What the task requires: Copy out all the lines where "values" shows up.
--- start Items ---
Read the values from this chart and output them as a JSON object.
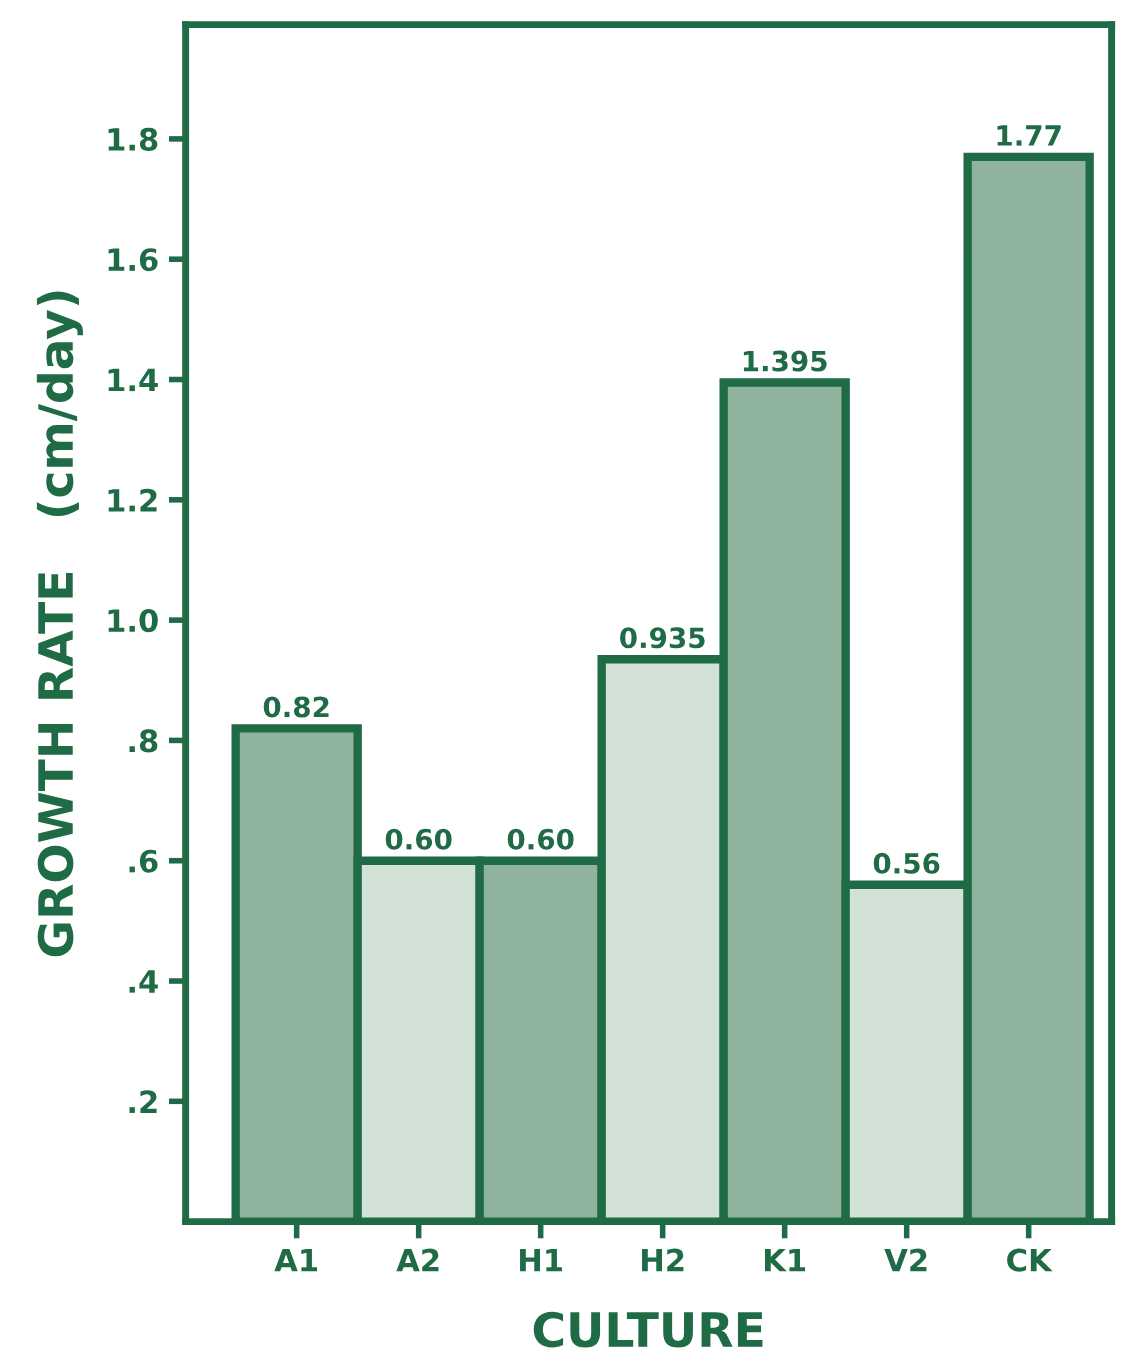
{
  "chart_data": {
    "type": "bar",
    "xlabel": "CULTURE",
    "ylabel": "GROWTH RATE   (cm/day)",
    "categories": [
      "A1",
      "A2",
      "H1",
      "H2",
      "K1",
      "V2",
      "CK"
    ],
    "values": [
      0.82,
      0.6,
      0.6,
      0.935,
      1.395,
      0.56,
      1.77
    ],
    "value_labels": [
      "0.82",
      "0.60",
      "0.60",
      "0.935",
      "1.395",
      "0.56",
      "1.77"
    ],
    "colors": [
      "#8fb39c",
      "#d3e2d6",
      "#8fb39c",
      "#d3e2d6",
      "#8fb39c",
      "#d3e2d6",
      "#8fb39c"
    ],
    "ylim": [
      0,
      1.99
    ],
    "yticks": [
      {
        "value": 0.2,
        "label": ".2"
      },
      {
        "value": 0.4,
        "label": ".4"
      },
      {
        "value": 0.6,
        "label": ".6"
      },
      {
        "value": 0.8,
        "label": ".8"
      },
      {
        "value": 1.0,
        "label": "1.0"
      },
      1.2,
      1.4,
      1.6,
      1.8
    ],
    "grid": false
  }
}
--- end Items ---
Written reply:
Read the values from this chart and output them as a JSON object.
    "values": [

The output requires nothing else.